Na televisão, as palavras pastosas de
Miriam Leitão remetem a uma visível falta de sintonia com o isolamento social. Aquela
enxurrada de números – que não serve para nada, embora projete o discurso
competente – insiste em querer negar que a xícara se quebrou e que,
independente da qualidade da cola utilizada, não há como reconstituir a louça. Depois
da queda, só existe o remendo.
O Brazil não conhece o Brasil / O
Brasil nunca foi ao Brazil. Na música de Aldir Blanc e Maurício Tapajós, a síntese
possui luminosidade. E indica que o país tem problemas de identidade. Ao lado
daqueles que se preocupam com o valor unitário do dólar ou com a ascensão e
queda do Ibovespa, há uma multidão de pessoas com dificuldades financeiras e que sofrem para obter algum tipo de
inclusão social. No meio de uma confusão que não sabe dissolver, o Estado finge
que é Janus, o deus romano de dupla face (uma olhando à frente e outra para
trás). Infelizmente, aquele que acredita
poder visualizar – simultaneamente – o passado e o futuro, raramente entende o
presente.

*TAREFAS A RESOLVER*:
- a) Por favor, diga se cada afirmação concorda com o trecho, respondendo sim ou não e citando as palavras dele que decidem: (i) uma cola de boa qualidade permite reconstituir a louça; (ii) a música citada é de Aldir Blanc e Maurício Tapajós; (iii) Janus é apresentado como um deus grego.
- b) Segundo o trecho, por que não é possível reconstituir a louça? Responda em até três frases.
Os registros vêm de outra fonte.

[Registros]
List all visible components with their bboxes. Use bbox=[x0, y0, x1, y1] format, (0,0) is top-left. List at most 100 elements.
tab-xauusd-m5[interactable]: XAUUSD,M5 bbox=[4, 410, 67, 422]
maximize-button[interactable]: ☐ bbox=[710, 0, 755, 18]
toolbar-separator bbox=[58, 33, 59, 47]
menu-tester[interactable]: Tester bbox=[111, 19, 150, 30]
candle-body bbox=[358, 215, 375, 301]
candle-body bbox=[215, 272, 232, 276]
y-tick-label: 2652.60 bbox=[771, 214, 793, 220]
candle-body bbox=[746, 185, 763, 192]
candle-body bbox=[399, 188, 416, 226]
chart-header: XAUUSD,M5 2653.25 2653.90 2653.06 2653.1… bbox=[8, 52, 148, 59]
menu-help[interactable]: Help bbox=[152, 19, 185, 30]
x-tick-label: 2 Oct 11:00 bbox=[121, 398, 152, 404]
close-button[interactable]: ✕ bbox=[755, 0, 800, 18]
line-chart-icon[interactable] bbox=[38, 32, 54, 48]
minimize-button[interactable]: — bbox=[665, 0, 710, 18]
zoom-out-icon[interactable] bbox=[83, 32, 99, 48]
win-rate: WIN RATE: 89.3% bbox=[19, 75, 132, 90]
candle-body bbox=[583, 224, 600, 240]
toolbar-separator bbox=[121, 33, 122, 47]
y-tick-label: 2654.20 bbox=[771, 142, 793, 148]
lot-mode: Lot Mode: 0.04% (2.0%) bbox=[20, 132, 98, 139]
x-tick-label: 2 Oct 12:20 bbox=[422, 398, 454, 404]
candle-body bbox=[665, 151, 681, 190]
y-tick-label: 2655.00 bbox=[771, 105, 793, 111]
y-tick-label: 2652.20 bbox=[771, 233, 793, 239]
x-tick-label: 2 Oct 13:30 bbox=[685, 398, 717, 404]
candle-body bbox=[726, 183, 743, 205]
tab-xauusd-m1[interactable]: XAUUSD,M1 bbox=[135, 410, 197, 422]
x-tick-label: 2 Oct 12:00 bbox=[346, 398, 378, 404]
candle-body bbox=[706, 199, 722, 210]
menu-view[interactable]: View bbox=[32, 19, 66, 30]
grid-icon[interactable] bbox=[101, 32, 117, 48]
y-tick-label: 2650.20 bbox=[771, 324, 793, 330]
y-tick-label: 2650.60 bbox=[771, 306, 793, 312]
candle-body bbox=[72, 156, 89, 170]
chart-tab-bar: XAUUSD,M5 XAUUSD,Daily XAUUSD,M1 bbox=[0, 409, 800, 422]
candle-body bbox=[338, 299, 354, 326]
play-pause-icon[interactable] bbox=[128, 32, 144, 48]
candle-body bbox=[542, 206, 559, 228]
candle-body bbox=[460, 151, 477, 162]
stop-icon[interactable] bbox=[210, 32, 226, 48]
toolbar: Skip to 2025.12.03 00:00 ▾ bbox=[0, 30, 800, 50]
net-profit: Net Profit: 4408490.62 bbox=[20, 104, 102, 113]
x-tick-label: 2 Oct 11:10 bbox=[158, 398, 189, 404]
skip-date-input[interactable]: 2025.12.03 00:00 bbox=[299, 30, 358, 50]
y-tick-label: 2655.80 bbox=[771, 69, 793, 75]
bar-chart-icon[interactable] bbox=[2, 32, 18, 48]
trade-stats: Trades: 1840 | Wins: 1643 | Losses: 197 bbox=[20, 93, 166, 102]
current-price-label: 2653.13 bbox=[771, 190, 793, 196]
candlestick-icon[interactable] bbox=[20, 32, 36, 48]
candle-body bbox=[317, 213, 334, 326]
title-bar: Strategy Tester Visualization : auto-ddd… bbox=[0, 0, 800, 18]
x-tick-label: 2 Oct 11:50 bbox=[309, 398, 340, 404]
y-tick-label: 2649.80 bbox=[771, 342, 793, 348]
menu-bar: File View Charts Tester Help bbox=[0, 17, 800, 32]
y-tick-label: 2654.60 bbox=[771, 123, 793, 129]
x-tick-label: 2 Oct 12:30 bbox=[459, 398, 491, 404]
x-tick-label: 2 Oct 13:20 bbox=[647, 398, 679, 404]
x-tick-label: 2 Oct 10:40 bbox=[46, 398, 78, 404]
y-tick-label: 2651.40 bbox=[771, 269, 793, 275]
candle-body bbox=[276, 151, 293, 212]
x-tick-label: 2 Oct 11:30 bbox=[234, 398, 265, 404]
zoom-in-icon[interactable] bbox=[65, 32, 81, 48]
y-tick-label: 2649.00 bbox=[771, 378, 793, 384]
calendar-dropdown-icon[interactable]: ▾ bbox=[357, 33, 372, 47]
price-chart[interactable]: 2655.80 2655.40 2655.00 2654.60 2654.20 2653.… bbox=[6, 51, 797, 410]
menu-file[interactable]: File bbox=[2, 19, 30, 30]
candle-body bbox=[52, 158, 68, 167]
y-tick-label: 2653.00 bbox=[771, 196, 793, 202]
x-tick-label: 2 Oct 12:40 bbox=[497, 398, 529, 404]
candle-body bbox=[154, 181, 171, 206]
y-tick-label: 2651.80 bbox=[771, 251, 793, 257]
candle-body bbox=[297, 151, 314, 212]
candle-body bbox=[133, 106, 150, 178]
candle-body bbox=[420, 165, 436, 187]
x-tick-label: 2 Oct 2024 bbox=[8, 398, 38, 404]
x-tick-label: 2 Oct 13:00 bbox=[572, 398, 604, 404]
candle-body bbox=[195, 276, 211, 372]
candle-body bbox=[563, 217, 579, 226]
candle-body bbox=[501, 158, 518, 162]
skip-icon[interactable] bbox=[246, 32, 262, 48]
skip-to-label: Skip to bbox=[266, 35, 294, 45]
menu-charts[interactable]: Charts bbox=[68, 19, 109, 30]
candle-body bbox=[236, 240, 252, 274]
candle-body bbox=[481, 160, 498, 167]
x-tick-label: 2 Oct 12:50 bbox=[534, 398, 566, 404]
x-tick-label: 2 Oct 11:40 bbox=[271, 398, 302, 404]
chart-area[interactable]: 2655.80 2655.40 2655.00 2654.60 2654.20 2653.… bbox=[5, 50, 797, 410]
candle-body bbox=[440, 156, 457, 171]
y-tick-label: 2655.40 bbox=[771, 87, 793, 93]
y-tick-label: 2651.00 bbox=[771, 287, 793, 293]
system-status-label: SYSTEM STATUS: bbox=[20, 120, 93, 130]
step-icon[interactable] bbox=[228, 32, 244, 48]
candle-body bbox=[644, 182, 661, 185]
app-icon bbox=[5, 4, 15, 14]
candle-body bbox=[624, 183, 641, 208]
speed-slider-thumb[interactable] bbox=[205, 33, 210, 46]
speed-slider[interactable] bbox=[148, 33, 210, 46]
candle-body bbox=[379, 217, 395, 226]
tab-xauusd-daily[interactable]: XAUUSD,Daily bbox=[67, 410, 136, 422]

*RESPOSTAS DOS EXERCÍCIOS*:
- a)
(i) Não: "independente da qualidade da cola utilizada, não há como reconstituir a louça".
(ii) Sim: "Na música de Aldir Blanc e Maurício Tapajós".
(iii) Não: "o deus romano de dupla face".

- b) Porque a xícara se quebrou, e a qualidade da cola usada não muda isso. Depois da queda, só existe o remendo.